* _Stated exercise_: Restate the entire listing word for word.
◆ ◆ ◆ ◆ ◆
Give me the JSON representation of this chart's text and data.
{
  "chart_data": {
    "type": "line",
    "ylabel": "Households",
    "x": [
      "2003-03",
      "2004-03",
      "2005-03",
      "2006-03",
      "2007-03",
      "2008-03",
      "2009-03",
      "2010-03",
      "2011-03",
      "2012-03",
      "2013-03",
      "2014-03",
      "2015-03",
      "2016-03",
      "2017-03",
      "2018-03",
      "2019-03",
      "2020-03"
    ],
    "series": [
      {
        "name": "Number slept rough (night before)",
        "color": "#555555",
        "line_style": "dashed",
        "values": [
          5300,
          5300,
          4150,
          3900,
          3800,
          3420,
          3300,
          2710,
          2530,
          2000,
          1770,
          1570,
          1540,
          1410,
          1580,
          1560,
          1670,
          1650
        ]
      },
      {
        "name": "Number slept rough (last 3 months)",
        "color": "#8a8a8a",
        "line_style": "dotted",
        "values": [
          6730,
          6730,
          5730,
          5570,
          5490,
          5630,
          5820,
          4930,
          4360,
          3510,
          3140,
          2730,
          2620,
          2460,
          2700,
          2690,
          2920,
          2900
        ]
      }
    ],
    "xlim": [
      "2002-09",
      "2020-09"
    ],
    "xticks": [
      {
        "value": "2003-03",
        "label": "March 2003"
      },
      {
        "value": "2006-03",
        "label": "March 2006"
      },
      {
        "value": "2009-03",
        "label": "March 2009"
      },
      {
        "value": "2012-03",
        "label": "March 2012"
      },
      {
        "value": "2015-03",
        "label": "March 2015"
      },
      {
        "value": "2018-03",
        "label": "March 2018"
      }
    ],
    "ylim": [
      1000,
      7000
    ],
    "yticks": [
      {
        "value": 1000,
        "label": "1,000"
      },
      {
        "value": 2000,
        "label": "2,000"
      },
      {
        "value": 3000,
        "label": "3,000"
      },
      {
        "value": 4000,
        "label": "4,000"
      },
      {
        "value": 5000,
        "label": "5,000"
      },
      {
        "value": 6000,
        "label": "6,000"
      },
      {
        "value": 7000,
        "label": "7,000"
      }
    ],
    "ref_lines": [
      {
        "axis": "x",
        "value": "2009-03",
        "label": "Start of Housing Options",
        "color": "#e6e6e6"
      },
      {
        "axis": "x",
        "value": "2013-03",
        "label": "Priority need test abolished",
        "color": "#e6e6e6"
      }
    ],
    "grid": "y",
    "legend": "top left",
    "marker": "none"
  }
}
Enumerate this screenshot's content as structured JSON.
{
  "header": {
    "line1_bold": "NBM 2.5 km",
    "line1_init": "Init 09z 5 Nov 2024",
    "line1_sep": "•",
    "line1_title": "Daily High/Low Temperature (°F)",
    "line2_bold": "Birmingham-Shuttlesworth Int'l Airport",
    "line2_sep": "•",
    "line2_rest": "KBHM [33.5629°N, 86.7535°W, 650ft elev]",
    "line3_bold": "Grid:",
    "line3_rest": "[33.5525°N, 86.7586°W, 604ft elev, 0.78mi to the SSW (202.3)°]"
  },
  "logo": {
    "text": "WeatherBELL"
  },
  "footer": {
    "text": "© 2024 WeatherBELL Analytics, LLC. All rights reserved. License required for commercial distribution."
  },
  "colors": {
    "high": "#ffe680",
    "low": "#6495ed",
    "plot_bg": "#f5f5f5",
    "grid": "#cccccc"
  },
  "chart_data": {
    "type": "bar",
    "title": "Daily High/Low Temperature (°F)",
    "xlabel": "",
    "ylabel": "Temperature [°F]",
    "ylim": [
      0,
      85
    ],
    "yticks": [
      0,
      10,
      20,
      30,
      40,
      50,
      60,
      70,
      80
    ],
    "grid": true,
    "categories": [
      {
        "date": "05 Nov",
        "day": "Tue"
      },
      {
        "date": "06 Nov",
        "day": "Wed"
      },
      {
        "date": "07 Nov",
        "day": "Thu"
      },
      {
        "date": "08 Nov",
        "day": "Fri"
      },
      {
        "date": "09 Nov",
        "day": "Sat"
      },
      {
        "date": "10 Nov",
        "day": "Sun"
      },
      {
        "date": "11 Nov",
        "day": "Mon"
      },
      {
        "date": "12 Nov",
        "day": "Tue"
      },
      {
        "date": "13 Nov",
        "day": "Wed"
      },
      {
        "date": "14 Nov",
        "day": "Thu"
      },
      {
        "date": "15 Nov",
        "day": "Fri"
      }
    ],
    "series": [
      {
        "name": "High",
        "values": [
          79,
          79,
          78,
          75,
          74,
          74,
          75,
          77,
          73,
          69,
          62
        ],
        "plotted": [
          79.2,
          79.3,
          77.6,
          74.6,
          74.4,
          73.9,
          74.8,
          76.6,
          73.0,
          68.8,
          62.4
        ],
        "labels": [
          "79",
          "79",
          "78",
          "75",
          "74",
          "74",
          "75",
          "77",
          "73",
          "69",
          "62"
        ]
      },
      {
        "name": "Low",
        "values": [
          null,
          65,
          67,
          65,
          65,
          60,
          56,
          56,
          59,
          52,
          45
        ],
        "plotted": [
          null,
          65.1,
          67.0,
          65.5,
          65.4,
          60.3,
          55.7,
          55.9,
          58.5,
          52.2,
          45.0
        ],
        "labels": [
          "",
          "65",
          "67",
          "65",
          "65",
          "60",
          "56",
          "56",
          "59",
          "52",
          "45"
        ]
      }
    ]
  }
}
◆ ◆ ◆ ◆ ◆
* _Written answer_:
Give me the JSON representation of this chart's text and data.
{
  "chart_data": {
    "type": "line",
    "ylabel": "Households",
    "x": [
      "2003-03",
      "2004-03",
      "2005-03",
      "2006-03",
      "2007-03",
      "2008-03",
      "2009-03",
      "2010-03",
      "2011-03",
      "2012-03",
      "2013-03",
      "2014-03",
      "2015-03",
      "2016-03",
      "2017-03",
      "2018-03",
      "2019-03",
      "2020-03"
    ],
    "series": [
      {
        "name": "Number slept rough (night before)",
        "color": "#555555",
        "line_style": "dashed",
        "values": [
          5300,
          5300,
          4150,
          3900,
          3800,
          3420,
          3300,
          2710,
          2530,
          2000,
          1770,
          1570,
          1540,
          1410,
          1580,
          1560,
          1670,
          1650
        ]
      },
      {
        "name": "Number slept rough (last 3 months)",
        "color": "#8a8a8a",
        "line_style": "dotted",
        "values": [
          6730,
          6730,
          5730,
          5570,
          5490,
          5630,
          5820,
          4930,
          4360,
          3510,
          3140,
          2730,
          2620,
          2460,
          2700,
          2690,
          2920,
          2900
        ]
      }
    ],
    "xlim": [
      "2002-09",
      "2020-09"
    ],
    "xticks": [
      {
        "value": "2003-03",
        "label": "March 2003"
      },
      {
        "value": "2006-03",
        "label": "March 2006"
      },
      {
        "value": "2009-03",
        "label": "March 2009"
      },
      {
        "value": "2012-03",
        "label": "March 2012"
      },
      {
        "value": "2015-03",
        "label": "March 2015"
      },
      {
        "value": "2018-03",
        "label": "March 2018"
      }
    ],
    "ylim": [
      1000,
      7000
    ],
    "yticks": [
      {
        "value": 1000,
        "label": "1,000"
      },
      {
        "value": 2000,
        "label": "2,000"
      },
      {
        "value": 3000,
        "label": "3,000"
      },
      {
        "value": 4000,
        "label": "4,000"
      },
      {
        "value": 5000,
        "label": "5,000"
      },
      {
        "value": 6000,
        "label": "6,000"
      },
      {
        "value": 7000,
        "label": "7,000"
      }
    ],
    "ref_lines": [
      {
        "axis": "x",
        "value": "2009-03",
        "label": "Start of Housing Options",
        "color": "#e6e6e6"
      },
      {
        "axis": "x",
        "value": "2013-03",
        "label": "Priority need test abolished",
        "color": "#e6e6e6"
      }
    ],
    "grid": "y",
    "legend": "top left",
    "marker": "none"
  }
}
Enumerate this screenshot's content as structured JSON.
{
  "header": {
    "line1_bold": "NBM 2.5 km",
    "line1_init": "Init 09z 5 Nov 2024",
    "line1_sep": "•",
    "line1_title": "Daily High/Low Temperature (°F)",
    "line2_bold": "Birmingham-Shuttlesworth Int'l Airport",
    "line2_sep": "•",
    "line2_rest": "KBHM [33.5629°N, 86.7535°W, 650ft elev]",
    "line3_bold": "Grid:",
    "line3_rest": "[33.5525°N, 86.7586°W, 604ft elev, 0.78mi to the SSW (202.3)°]"
  },
  "logo": {
    "text": "WeatherBELL"
  },
  "footer": {
    "text": "© 2024 WeatherBELL Analytics, LLC. All rights reserved. License required for commercial distribution."
  },
  "colors": {
    "high": "#ffe680",
    "low": "#6495ed",
    "plot_bg": "#f5f5f5",
    "grid": "#cccccc"
  },
  "chart_data": {
    "type": "bar",
    "title": "Daily High/Low Temperature (°F)",
    "xlabel": "",
    "ylabel": "Temperature [°F]",
    "ylim": [
      0,
      85
    ],
    "yticks": [
      0,
      10,
      20,
      30,
      40,
      50,
      60,
      70,
      80
    ],
    "grid": true,
    "categories": [
      {
        "date": "05 Nov",
        "day": "Tue"
      },
      {
        "date": "06 Nov",
        "day": "Wed"
      },
      {
        "date": "07 Nov",
        "day": "Thu"
      },
      {
        "date": "08 Nov",
        "day": "Fri"
      },
      {
        "date": "09 Nov",
        "day": "Sat"
      },
      {
        "date": "10 Nov",
        "day": "Sun"
      },
      {
        "date": "11 Nov",
        "day": "Mon"
      },
      {
        "date": "12 Nov",
        "day": "Tue"
      },
      {
        "date": "13 Nov",
        "day": "Wed"
      },
      {
        "date": "14 Nov",
        "day": "Thu"
      },
      {
        "date": "15 Nov",
        "day": "Fri"
      }
    ],
    "series": [
      {
        "name": "High",
        "values": [
          79,
          79,
          78,
          75,
          74,
          74,
          75,
          77,
          73,
          69,
          62
        ],
        "plotted": [
          79.2,
          79.3,
          77.6,
          74.6,
          74.4,
          73.9,
          74.8,
          76.6,
          73.0,
          68.8,
          62.4
        ],
        "labels": [
          "79",
          "79",
          "78",
          "75",
          "74",
          "74",
          "75",
          "77",
          "73",
          "69",
          "62"
        ]
      },
      {
        "name": "Low",
        "values": [
          null,
          65,
          67,
          65,
          65,
          60,
          56,
          56,
          59,
          52,
          45
        ],
        "plotted": [
          null,
          65.1,
          67.0,
          65.5,
          65.4,
          60.3,
          55.7,
          55.9,
          58.5,
          52.2,
          45.0
        ],
        "labels": [
          "",
          "65",
          "67",
          "65",
          "65",
          "60",
          "56",
          "56",
          "59",
          "52",
          "45"
        ]
      }
    ]
  }
}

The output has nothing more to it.